> Given task
Only lines holding the string "tous" are wanted; copy each one from the material.

> Data provided
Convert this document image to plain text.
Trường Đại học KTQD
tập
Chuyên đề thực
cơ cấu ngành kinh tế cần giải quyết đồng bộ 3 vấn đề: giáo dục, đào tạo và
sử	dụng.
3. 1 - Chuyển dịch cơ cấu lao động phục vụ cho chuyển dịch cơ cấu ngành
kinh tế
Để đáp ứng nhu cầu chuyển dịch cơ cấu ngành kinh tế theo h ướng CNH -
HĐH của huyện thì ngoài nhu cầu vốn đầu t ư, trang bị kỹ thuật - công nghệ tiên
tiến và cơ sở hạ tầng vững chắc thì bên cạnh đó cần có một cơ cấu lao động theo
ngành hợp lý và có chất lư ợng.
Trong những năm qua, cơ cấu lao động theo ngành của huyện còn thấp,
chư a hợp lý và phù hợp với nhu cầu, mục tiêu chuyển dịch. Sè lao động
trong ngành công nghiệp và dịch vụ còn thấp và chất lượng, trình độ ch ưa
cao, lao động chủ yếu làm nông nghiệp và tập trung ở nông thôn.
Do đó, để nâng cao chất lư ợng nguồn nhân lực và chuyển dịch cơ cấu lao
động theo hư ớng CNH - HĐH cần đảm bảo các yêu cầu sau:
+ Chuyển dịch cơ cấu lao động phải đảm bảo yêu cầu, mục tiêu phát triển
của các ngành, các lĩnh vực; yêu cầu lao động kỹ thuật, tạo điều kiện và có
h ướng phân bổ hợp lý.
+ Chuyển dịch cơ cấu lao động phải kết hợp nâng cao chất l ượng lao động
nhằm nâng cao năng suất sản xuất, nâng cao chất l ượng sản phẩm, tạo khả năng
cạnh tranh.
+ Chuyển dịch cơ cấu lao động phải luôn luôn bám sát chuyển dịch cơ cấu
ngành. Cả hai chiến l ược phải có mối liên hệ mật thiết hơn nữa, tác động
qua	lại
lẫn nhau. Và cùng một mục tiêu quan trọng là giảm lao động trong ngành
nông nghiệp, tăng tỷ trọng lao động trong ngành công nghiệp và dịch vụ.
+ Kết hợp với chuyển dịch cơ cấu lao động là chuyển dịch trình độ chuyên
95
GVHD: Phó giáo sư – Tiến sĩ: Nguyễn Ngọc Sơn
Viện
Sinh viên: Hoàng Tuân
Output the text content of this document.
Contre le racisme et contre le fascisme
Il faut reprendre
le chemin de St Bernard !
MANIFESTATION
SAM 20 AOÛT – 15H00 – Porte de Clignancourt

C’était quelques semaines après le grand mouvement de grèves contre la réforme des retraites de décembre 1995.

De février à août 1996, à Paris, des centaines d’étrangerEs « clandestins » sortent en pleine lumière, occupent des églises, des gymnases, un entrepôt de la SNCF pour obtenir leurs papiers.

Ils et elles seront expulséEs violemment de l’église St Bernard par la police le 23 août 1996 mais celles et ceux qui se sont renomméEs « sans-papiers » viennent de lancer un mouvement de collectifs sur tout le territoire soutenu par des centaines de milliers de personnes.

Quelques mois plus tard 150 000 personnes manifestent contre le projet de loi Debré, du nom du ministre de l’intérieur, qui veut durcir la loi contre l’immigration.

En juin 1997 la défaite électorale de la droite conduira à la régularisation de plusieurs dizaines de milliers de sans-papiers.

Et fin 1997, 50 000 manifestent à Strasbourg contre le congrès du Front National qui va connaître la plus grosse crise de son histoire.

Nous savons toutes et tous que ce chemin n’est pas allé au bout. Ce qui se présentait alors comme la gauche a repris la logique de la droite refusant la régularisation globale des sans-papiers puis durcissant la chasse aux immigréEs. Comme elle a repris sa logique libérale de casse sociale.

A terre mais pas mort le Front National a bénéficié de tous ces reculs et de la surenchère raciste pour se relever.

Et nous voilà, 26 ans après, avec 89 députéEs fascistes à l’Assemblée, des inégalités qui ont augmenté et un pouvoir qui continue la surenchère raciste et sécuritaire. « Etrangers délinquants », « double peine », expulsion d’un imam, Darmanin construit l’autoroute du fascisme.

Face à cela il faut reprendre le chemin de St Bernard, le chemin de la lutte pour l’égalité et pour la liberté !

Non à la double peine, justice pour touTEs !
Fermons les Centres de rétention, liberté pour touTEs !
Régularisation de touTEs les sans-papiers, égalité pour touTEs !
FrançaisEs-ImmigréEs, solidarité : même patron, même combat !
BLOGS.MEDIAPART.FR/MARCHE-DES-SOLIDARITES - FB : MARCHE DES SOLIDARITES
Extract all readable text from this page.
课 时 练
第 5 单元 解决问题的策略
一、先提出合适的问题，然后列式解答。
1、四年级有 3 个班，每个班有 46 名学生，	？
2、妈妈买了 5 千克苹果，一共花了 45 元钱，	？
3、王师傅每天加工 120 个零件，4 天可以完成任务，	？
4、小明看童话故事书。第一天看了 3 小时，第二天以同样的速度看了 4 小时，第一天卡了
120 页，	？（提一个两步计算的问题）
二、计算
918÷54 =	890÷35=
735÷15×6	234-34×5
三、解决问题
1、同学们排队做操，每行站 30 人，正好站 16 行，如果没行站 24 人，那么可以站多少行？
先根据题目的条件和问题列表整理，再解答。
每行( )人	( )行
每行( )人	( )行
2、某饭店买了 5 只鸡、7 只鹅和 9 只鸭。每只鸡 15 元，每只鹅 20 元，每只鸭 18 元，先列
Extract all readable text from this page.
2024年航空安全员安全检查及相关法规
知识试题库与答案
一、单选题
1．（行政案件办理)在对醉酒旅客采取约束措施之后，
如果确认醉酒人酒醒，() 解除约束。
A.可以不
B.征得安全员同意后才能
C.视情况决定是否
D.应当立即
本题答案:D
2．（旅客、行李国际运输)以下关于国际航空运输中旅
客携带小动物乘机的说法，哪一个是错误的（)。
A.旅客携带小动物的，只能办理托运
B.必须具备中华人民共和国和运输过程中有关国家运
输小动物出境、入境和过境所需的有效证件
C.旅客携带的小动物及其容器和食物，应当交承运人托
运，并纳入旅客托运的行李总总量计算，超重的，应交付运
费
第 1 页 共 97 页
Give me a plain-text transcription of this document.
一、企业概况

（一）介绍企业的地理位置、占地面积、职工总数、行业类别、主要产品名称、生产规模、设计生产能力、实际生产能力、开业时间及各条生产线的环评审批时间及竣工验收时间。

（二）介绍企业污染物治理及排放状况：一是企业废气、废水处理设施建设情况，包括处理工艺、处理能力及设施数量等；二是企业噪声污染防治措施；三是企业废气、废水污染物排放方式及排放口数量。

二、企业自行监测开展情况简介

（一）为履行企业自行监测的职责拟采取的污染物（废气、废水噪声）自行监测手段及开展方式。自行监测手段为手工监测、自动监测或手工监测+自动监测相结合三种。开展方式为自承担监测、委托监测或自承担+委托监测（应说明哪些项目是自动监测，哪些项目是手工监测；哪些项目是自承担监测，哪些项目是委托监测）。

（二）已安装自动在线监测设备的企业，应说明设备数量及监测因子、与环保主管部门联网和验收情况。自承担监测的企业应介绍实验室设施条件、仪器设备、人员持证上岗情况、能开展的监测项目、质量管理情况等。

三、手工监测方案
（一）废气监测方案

> Response to this task
Nous savons toutes et tous que ce chemin n’est pas allé au bout. Ce qui se présentait alors comme la gauche a repris la logique de la droite refusant la régularisation globale des sans-papiers puis durcissant la chasse aux immigréEs. Comme elle a repris sa logique libérale de casse sociale.
A terre mais pas mort le Front National a bénéficié de tous ces reculs et de la surenchère raciste pour se relever.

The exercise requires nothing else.